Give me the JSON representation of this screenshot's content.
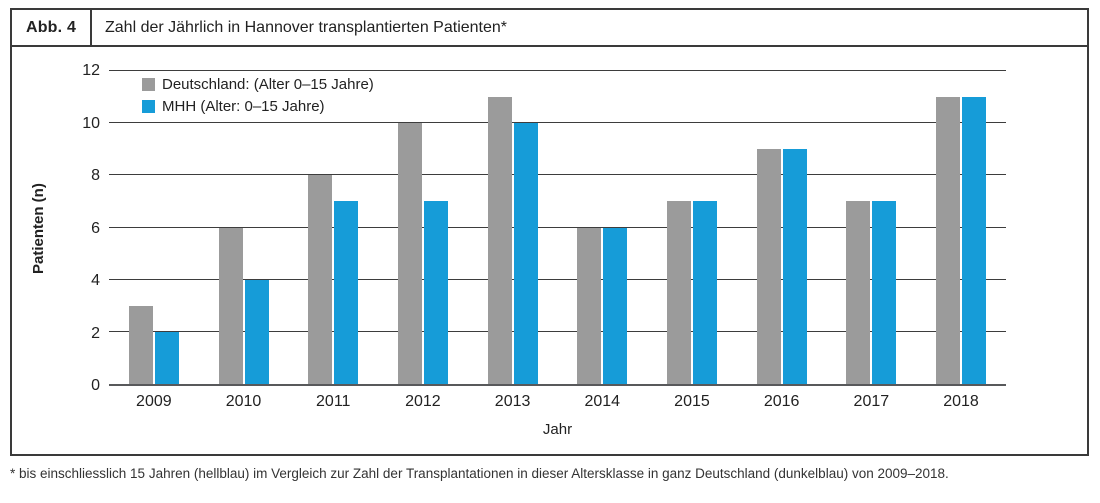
{
  "header": {
    "figure_label": "Abb. 4",
    "title": "Zahl der Jährlich in Hannover transplantierten Patienten*"
  },
  "footnote": "* bis einschliesslich 15 Jahren (hellblau) im Vergleich zur Zahl der Transplantationen in dieser Altersklasse in ganz Deutschland (dunkelblau) von 2009–2018.",
  "colors": {
    "deutschland_bar": "#9b9b9b",
    "mhh_bar": "#169cd8",
    "grid_line": "#3d3d3d",
    "axis_line": "#58595b",
    "frame_border": "#3a3a3a"
  },
  "chart_data": {
    "type": "bar",
    "title": "Zahl der Jährlich in Hannover transplantierten Patienten*",
    "xlabel": "Jahr",
    "ylabel": "Patienten (n)",
    "ylim": [
      0,
      12
    ],
    "yticks": [
      0,
      2,
      4,
      6,
      8,
      10,
      12
    ],
    "grid": true,
    "legend_position": "top-left-inside",
    "categories": [
      "2009",
      "2010",
      "2011",
      "2012",
      "2013",
      "2014",
      "2015",
      "2016",
      "2017",
      "2018"
    ],
    "series": [
      {
        "name": "Deutschland: (Alter 0–15 Jahre)",
        "key": "deutschland",
        "color": "#9b9b9b",
        "values": [
          3,
          6,
          8,
          10,
          11,
          6,
          7,
          9,
          7,
          11
        ]
      },
      {
        "name": "MHH (Alter: 0–15 Jahre)",
        "key": "mhh",
        "color": "#169cd8",
        "values": [
          2,
          4,
          7,
          7,
          10,
          6,
          7,
          9,
          7,
          11
        ]
      }
    ]
  }
}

* Aim *
Print every record above exactly as written, leaving out the pictures.

* Exercise answer *
Give me the JSON representation of this screenshot's content.
{
  "header": {
    "figure_label": "Abb. 4",
    "title": "Zahl der Jährlich in Hannover transplantierten Patienten*"
  },
  "footnote": "* bis einschliesslich 15 Jahren (hellblau) im Vergleich zur Zahl der Transplantationen in dieser Altersklasse in ganz Deutschland (dunkelblau) von 2009–2018.",
  "colors": {
    "deutschland_bar": "#9b9b9b",
    "mhh_bar": "#169cd8",
    "grid_line": "#3d3d3d",
    "axis_line": "#58595b",
    "frame_border": "#3a3a3a"
  },
  "chart_data": {
    "type": "bar",
    "title": "Zahl der Jährlich in Hannover transplantierten Patienten*",
    "xlabel": "Jahr",
    "ylabel": "Patienten (n)",
    "ylim": [
      0,
      12
    ],
    "yticks": [
      0,
      2,
      4,
      6,
      8,
      10,
      12
    ],
    "grid": true,
    "legend_position": "top-left-inside",
    "categories": [
      "2009",
      "2010",
      "2011",
      "2012",
      "2013",
      "2014",
      "2015",
      "2016",
      "2017",
      "2018"
    ],
    "series": [
      {
        "name": "Deutschland: (Alter 0–15 Jahre)",
        "key": "deutschland",
        "color": "#9b9b9b",
        "values": [
          3,
          6,
          8,
          10,
          11,
          6,
          7,
          9,
          7,
          11
        ]
      },
      {
        "name": "MHH (Alter: 0–15 Jahre)",
        "key": "mhh",
        "color": "#169cd8",
        "values": [
          2,
          4,
          7,
          7,
          10,
          6,
          7,
          9,
          7,
          11
        ]
      }
    ]
  }
}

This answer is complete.